(Saved entries)
Begin

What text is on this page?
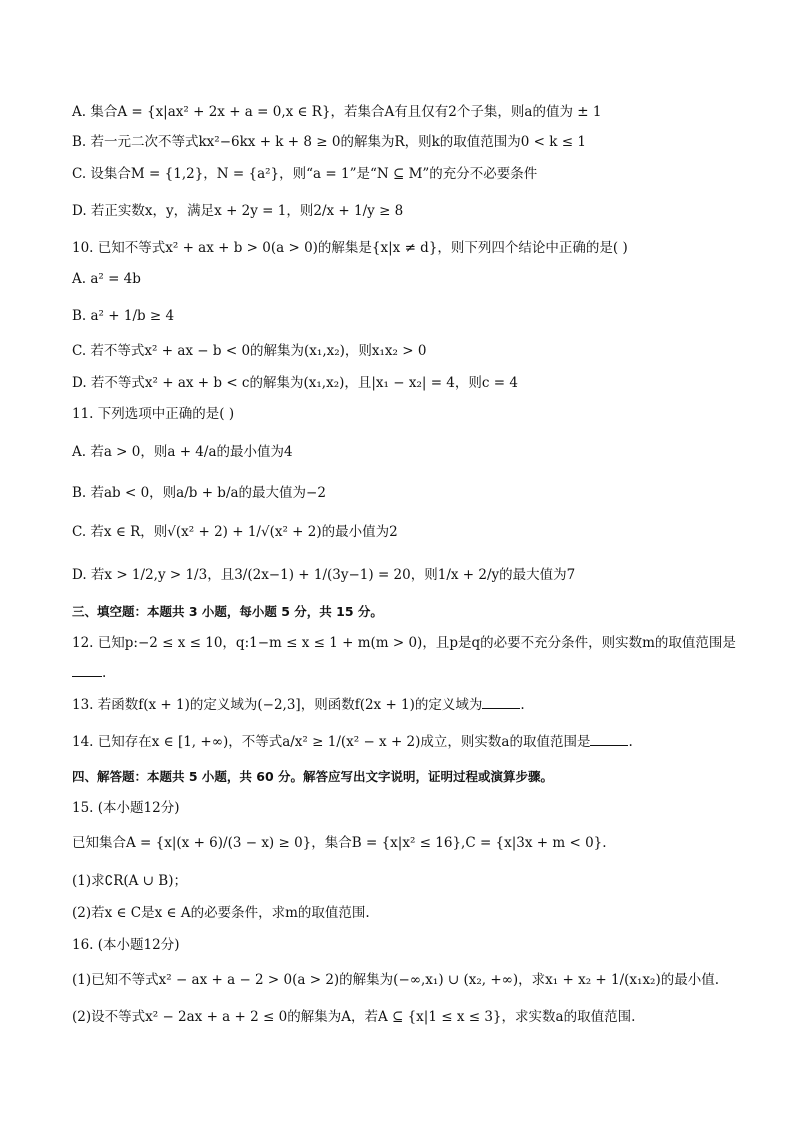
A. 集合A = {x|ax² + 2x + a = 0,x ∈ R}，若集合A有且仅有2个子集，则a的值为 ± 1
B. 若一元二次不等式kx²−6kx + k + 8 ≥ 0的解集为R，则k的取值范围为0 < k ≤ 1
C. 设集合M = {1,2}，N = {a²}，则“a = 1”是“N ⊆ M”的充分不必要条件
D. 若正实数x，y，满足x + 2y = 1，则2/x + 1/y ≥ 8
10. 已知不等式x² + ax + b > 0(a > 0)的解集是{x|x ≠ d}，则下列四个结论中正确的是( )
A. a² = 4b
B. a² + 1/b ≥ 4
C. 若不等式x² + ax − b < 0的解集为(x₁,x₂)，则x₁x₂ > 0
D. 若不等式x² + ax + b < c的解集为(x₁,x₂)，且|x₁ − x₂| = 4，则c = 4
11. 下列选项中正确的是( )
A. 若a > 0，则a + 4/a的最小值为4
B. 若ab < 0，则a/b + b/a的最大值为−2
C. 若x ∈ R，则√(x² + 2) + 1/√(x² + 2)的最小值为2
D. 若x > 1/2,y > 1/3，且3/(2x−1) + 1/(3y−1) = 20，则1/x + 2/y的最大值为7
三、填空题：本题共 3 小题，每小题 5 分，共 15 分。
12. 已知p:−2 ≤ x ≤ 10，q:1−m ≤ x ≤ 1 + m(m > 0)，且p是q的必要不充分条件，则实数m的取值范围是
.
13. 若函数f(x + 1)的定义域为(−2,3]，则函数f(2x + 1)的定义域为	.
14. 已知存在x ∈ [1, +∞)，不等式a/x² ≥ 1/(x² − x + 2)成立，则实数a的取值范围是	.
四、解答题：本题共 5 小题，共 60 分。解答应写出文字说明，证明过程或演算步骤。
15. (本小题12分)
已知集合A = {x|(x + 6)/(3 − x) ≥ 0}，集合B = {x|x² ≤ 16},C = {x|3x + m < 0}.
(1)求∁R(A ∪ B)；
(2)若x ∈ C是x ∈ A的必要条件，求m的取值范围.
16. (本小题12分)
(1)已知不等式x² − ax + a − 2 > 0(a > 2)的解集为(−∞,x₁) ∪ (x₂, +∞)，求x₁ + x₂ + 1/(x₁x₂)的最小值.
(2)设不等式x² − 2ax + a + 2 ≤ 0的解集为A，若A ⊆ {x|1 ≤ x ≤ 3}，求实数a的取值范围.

End
Begin

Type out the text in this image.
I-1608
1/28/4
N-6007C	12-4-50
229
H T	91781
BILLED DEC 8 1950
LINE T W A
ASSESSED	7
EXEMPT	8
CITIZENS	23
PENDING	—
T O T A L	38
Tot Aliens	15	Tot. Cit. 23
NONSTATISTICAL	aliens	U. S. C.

End

_Problem statement_:
Take each line containing the string "text" and copy it out.

_Answer to the task_:
What text is on this page?
Type out the text in this image.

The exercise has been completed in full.